Gather every line from the entries below that includes "YOUR".

[Saved entries]
## BEGIN

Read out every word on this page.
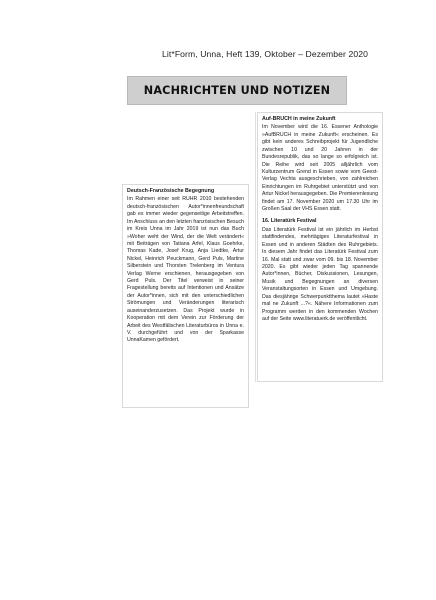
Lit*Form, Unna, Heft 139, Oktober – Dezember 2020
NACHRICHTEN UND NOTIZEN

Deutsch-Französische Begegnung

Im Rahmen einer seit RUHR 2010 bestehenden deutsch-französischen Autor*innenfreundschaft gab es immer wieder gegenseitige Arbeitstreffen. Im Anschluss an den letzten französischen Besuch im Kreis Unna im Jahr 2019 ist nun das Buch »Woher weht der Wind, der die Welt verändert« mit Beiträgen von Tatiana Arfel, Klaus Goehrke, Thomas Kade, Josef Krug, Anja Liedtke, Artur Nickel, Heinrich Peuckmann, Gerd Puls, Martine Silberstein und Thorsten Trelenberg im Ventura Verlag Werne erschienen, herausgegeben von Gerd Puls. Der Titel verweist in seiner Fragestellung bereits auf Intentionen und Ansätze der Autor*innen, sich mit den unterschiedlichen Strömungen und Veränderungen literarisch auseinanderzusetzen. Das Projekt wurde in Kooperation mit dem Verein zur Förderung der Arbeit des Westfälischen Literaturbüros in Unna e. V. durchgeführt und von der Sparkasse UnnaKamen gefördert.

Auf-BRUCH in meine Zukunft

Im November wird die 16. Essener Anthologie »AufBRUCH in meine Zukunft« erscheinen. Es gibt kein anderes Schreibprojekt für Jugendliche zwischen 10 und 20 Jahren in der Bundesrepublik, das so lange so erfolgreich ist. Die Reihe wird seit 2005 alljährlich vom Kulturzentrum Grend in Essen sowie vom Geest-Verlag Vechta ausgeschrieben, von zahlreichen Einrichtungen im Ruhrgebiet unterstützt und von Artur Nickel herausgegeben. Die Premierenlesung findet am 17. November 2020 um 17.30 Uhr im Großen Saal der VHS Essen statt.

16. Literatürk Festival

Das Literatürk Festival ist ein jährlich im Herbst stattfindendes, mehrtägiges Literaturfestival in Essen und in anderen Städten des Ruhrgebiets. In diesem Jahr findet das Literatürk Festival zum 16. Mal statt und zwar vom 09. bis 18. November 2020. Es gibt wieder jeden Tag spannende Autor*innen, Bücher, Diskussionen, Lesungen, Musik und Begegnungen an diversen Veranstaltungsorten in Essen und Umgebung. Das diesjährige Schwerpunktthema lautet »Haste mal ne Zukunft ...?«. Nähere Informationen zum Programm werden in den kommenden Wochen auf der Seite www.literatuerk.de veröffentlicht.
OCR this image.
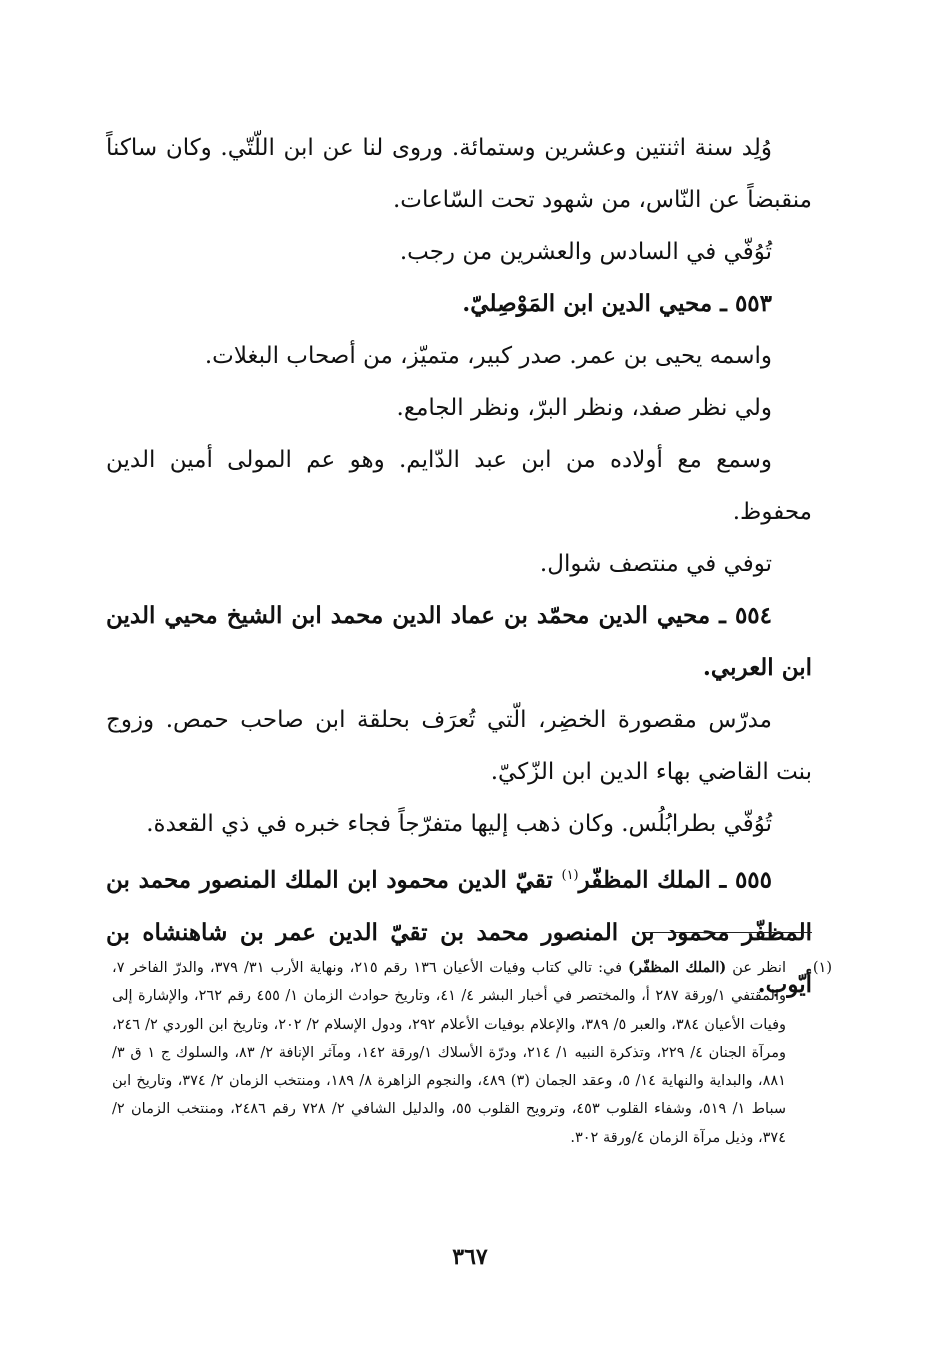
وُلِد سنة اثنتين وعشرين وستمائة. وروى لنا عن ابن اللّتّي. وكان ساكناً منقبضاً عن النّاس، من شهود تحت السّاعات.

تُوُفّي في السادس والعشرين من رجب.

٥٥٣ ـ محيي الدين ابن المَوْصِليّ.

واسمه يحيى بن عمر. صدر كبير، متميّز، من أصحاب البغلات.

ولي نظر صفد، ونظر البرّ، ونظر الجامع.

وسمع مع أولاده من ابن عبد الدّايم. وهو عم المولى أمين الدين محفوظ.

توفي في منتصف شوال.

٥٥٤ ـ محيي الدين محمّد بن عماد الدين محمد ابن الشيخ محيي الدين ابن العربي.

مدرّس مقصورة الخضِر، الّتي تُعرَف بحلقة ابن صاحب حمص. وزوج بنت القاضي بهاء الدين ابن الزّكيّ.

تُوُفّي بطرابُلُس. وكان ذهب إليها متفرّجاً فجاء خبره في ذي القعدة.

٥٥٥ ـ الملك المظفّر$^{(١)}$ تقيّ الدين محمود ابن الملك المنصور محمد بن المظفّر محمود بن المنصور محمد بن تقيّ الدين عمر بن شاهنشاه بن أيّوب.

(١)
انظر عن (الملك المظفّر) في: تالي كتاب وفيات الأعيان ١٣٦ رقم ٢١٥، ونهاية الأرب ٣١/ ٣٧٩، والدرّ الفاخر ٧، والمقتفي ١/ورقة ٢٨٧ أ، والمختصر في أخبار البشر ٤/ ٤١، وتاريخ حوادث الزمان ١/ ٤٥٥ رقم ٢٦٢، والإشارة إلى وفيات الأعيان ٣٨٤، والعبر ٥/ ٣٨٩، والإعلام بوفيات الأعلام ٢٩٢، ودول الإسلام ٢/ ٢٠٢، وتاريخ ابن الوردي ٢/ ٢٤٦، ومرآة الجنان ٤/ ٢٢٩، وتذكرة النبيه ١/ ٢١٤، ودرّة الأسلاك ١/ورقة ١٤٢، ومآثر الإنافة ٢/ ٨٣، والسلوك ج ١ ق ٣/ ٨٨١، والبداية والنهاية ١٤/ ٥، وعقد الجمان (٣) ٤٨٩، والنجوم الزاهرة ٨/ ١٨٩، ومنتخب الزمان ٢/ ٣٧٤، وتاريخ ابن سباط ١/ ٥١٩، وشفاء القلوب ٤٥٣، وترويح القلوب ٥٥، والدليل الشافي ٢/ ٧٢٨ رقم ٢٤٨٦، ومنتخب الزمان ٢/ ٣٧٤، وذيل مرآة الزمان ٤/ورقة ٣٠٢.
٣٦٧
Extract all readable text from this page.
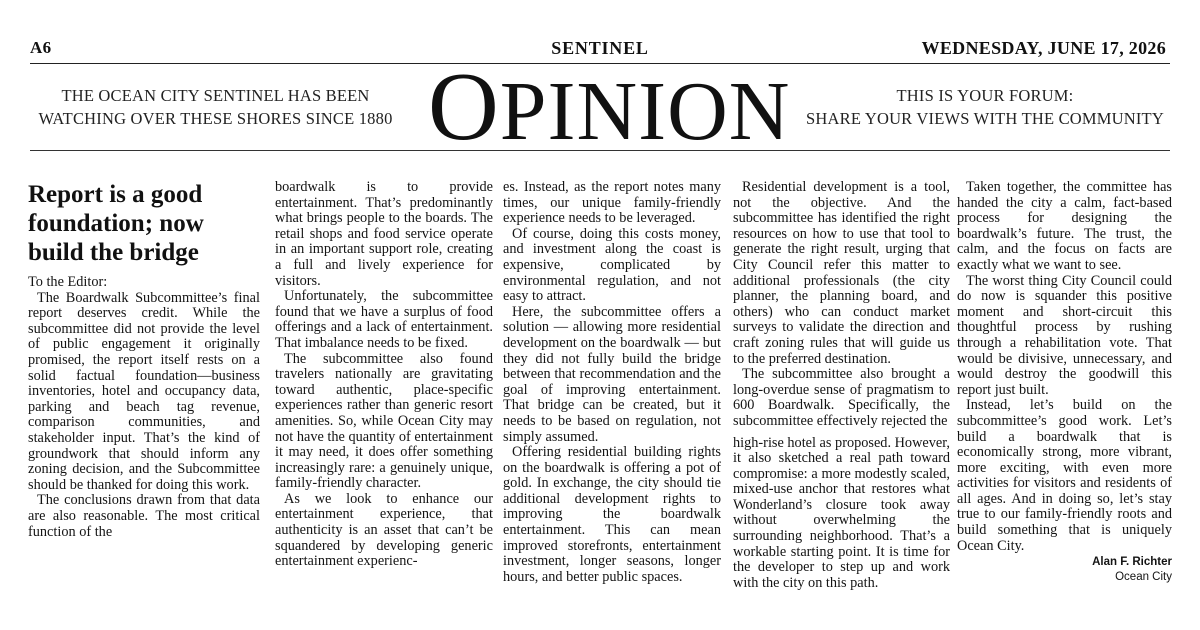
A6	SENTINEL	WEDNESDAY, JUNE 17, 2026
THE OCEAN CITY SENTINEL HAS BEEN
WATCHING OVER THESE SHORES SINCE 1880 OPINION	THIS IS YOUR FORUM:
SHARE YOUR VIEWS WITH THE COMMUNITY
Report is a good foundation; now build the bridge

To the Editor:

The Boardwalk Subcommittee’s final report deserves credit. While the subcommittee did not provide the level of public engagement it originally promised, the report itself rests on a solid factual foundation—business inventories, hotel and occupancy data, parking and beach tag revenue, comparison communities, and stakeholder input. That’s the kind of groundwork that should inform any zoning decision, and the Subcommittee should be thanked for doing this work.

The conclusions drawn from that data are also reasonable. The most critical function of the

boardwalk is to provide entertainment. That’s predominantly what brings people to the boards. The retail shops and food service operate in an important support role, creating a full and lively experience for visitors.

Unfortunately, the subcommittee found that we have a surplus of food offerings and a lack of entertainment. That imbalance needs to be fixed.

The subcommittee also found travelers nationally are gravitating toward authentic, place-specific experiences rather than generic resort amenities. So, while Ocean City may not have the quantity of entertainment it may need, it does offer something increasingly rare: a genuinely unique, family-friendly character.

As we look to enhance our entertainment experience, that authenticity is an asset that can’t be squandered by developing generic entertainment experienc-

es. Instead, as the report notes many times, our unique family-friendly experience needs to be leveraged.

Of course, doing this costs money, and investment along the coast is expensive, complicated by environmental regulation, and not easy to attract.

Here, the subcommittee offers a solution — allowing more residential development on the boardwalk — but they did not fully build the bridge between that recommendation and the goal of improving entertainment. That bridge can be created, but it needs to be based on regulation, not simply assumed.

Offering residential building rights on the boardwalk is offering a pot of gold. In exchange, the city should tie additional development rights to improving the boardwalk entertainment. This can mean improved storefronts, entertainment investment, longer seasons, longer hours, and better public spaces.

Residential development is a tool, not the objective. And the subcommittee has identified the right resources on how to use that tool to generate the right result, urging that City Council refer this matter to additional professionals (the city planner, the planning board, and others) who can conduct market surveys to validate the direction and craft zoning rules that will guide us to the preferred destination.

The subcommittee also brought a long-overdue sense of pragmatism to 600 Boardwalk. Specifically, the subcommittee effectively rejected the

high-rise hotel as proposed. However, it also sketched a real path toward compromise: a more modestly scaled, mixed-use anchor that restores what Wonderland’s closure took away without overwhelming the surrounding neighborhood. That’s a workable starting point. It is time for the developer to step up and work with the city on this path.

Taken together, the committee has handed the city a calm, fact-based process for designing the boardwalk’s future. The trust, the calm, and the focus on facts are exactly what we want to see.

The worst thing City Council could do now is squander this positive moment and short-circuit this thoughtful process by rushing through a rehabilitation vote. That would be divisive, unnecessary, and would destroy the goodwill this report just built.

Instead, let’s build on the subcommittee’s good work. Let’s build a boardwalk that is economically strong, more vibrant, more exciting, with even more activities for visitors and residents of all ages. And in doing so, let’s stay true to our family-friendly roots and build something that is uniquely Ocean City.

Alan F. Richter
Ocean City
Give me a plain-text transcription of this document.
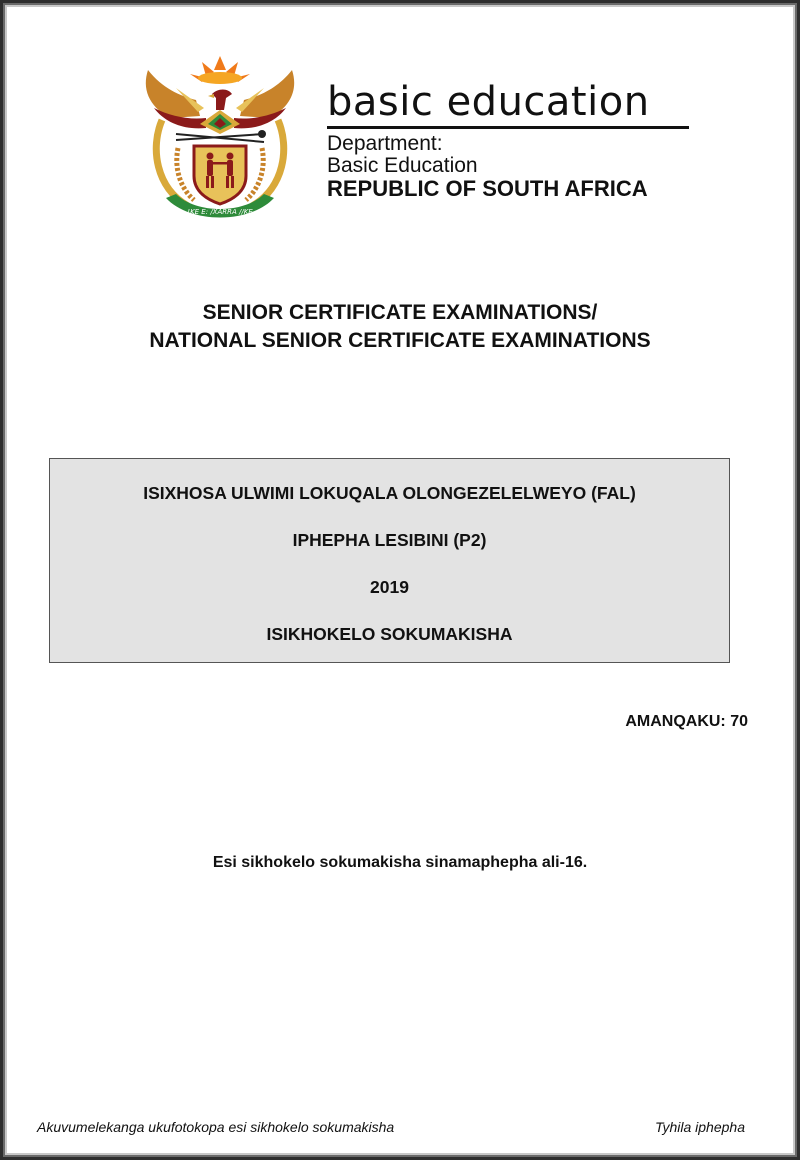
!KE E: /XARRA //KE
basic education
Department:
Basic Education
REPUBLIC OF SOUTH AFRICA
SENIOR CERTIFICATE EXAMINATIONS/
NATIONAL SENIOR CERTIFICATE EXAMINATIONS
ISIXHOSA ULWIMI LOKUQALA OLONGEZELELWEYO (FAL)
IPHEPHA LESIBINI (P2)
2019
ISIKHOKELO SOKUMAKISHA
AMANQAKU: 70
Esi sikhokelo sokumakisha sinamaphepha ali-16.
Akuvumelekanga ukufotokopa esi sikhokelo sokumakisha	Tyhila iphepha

## END

Written response:
WATCHING OVER THESE SHORES SINCE 1880 OPINION	THIS IS YOUR FORUM:
SHARE YOUR VIEWS WITH THE COMMUNITY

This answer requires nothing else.